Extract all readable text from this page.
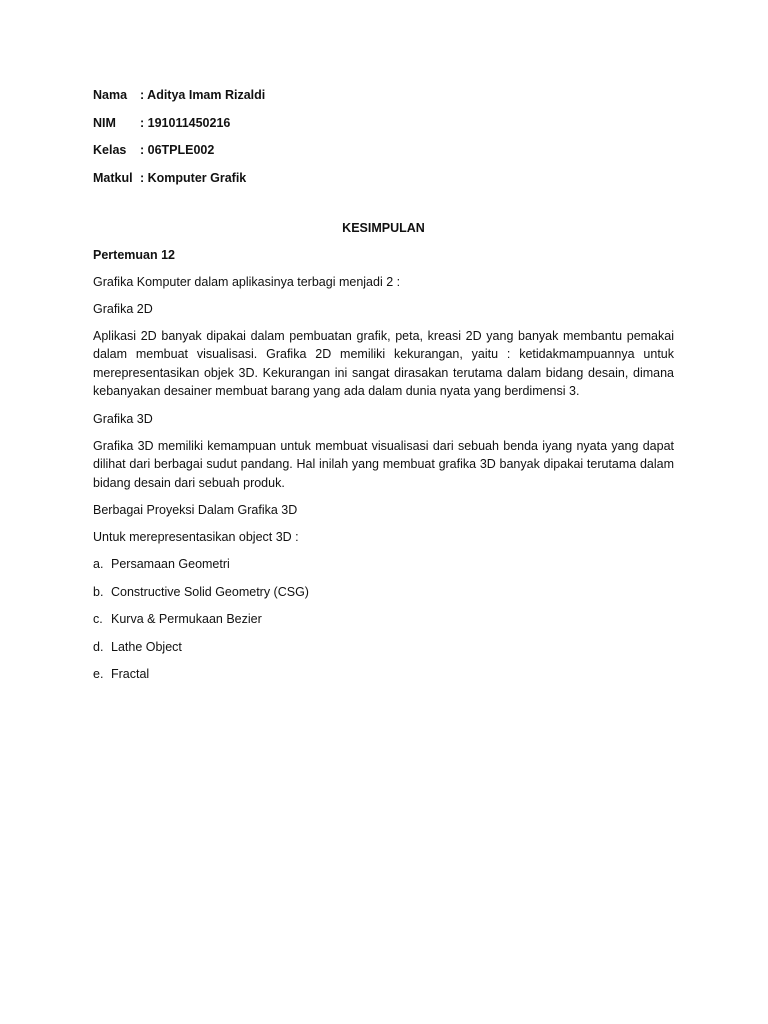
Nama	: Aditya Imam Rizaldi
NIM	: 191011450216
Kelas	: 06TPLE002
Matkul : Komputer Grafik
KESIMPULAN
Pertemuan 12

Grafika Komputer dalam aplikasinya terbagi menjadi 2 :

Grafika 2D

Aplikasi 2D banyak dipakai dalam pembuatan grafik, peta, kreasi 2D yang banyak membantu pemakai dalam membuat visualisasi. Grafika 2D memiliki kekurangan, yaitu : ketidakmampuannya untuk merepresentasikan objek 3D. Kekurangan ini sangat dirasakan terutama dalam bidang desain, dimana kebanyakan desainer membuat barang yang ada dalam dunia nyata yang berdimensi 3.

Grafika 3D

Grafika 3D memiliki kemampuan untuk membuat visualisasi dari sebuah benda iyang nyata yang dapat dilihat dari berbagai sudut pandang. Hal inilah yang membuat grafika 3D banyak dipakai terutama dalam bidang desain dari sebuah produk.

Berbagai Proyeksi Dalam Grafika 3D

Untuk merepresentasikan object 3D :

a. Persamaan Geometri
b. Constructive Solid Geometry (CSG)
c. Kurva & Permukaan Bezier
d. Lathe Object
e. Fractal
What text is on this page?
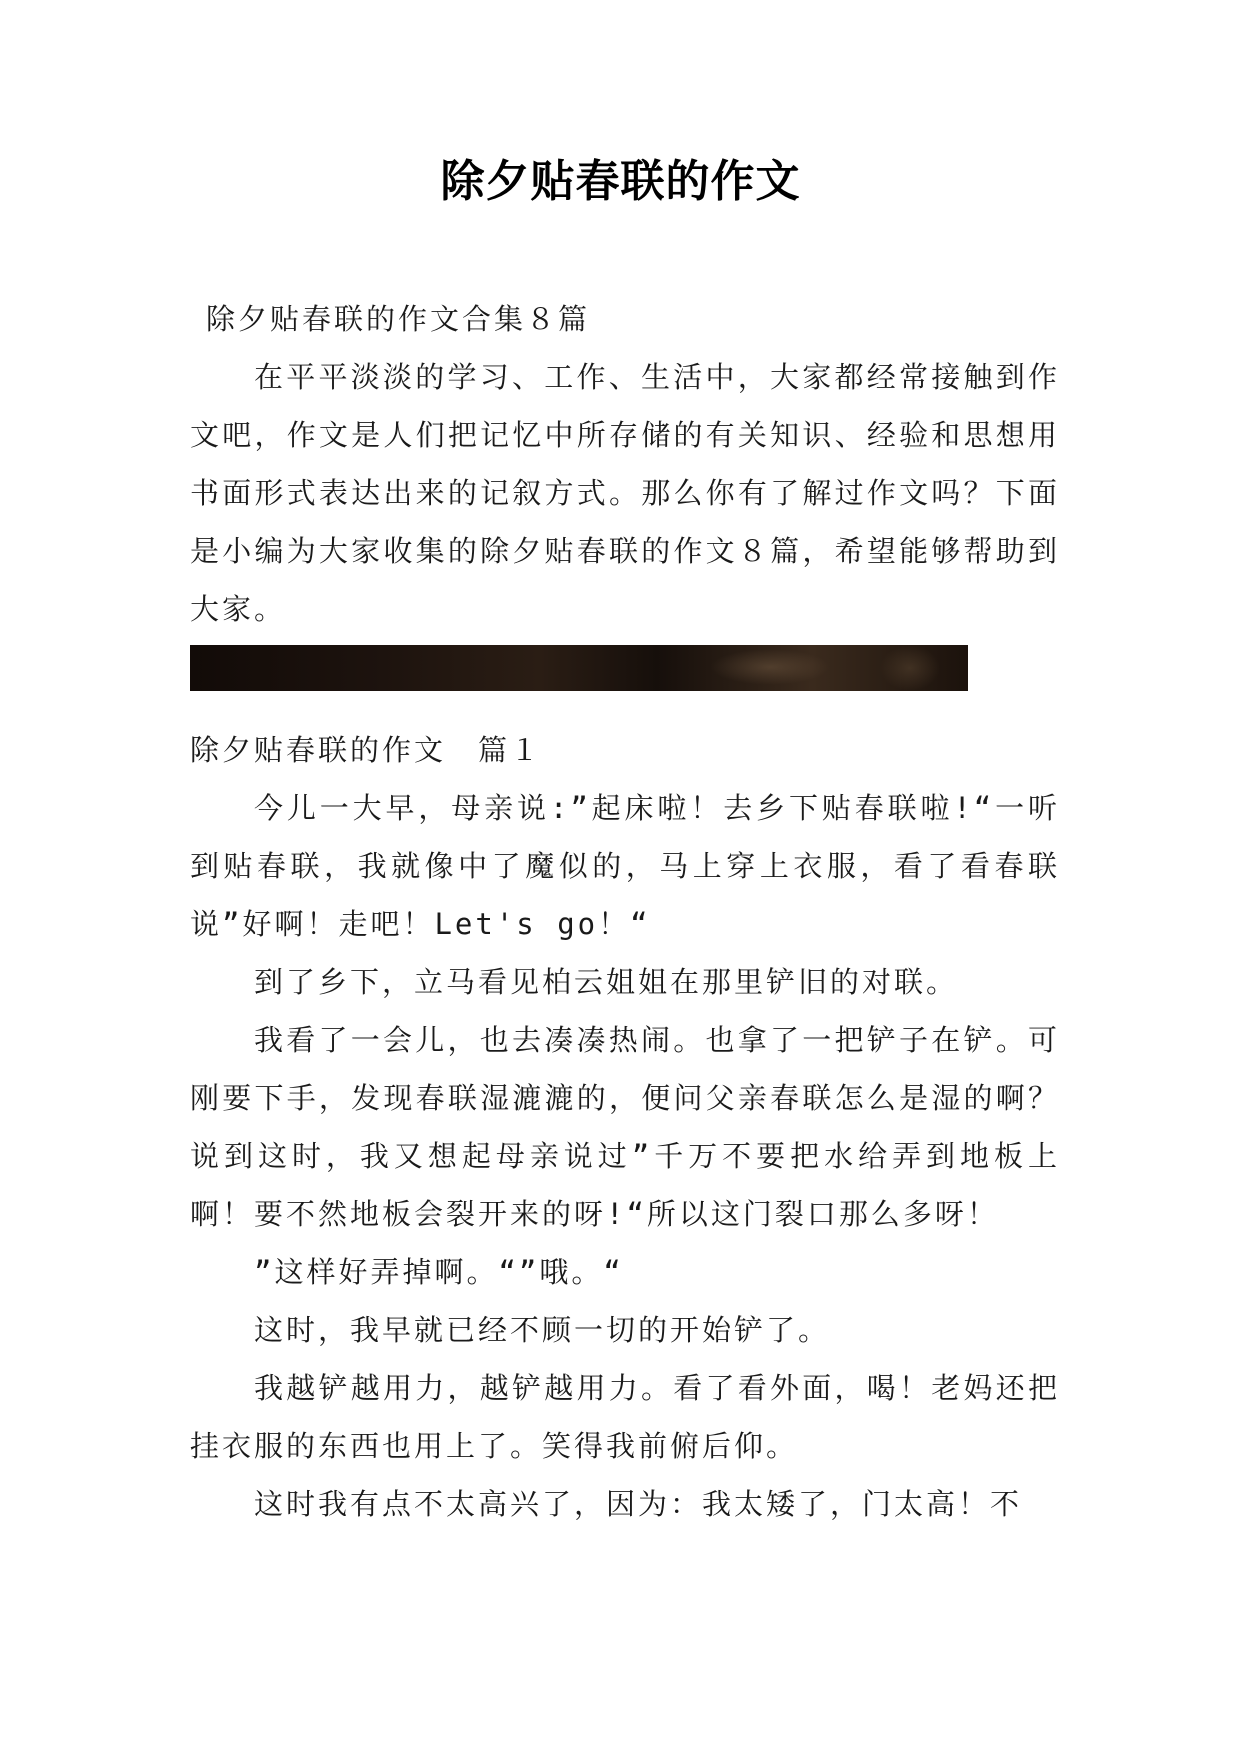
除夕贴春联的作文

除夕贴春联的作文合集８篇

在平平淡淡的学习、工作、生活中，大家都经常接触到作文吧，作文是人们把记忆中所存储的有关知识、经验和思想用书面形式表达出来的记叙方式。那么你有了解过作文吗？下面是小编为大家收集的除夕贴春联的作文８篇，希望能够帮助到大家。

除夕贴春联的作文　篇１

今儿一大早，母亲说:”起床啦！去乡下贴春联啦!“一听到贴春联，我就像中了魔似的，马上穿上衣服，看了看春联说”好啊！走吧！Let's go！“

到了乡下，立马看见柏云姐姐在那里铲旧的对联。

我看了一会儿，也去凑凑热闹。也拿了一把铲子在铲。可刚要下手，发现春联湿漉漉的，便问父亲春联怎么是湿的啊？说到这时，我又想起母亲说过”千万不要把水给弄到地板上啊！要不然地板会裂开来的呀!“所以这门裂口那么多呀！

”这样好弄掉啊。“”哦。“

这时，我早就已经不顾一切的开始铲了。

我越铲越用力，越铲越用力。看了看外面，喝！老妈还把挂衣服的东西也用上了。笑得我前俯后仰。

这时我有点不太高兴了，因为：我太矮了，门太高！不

> WORK TO DO:
Write out the full listing verbatim, excluding its pictures.

> SOLUTION TO THIS PROBLEM:
Extract all readable text from this page.
Nama	: Aditya Imam Rizaldi
NIM	: 191011450216
Kelas	: 06TPLE002
Matkul : Komputer Grafik
KESIMPULAN
Pertemuan 12

Grafika Komputer dalam aplikasinya terbagi menjadi 2 :

Grafika 2D

Aplikasi 2D banyak dipakai dalam pembuatan grafik, peta, kreasi 2D yang banyak membantu pemakai dalam membuat visualisasi. Grafika 2D memiliki kekurangan, yaitu : ketidakmampuannya untuk merepresentasikan objek 3D. Kekurangan ini sangat dirasakan terutama dalam bidang desain, dimana kebanyakan desainer membuat barang yang ada dalam dunia nyata yang berdimensi 3.

Grafika 3D

Grafika 3D memiliki kemampuan untuk membuat visualisasi dari sebuah benda iyang nyata yang dapat dilihat dari berbagai sudut pandang. Hal inilah yang membuat grafika 3D banyak dipakai terutama dalam bidang desain dari sebuah produk.

Berbagai Proyeksi Dalam Grafika 3D

Untuk merepresentasikan object 3D :

a. Persamaan Geometri
b. Constructive Solid Geometry (CSG)
c. Kurva & Permukaan Bezier
d. Lathe Object
e. Fractal
What text is on this page?
除夕贴春联的作文

除夕贴春联的作文合集８篇

在平平淡淡的学习、工作、生活中，大家都经常接触到作文吧，作文是人们把记忆中所存储的有关知识、经验和思想用书面形式表达出来的记叙方式。那么你有了解过作文吗？下面是小编为大家收集的除夕贴春联的作文８篇，希望能够帮助到大家。

除夕贴春联的作文　篇１

今儿一大早，母亲说:”起床啦！去乡下贴春联啦!“一听到贴春联，我就像中了魔似的，马上穿上衣服，看了看春联说”好啊！走吧！Let's go！“

到了乡下，立马看见柏云姐姐在那里铲旧的对联。

我看了一会儿，也去凑凑热闹。也拿了一把铲子在铲。可刚要下手，发现春联湿漉漉的，便问父亲春联怎么是湿的啊？说到这时，我又想起母亲说过”千万不要把水给弄到地板上啊！要不然地板会裂开来的呀!“所以这门裂口那么多呀！

”这样好弄掉啊。“”哦。“

这时，我早就已经不顾一切的开始铲了。

我越铲越用力，越铲越用力。看了看外面，喝！老妈还把挂衣服的东西也用上了。笑得我前俯后仰。

这时我有点不太高兴了，因为：我太矮了，门太高！不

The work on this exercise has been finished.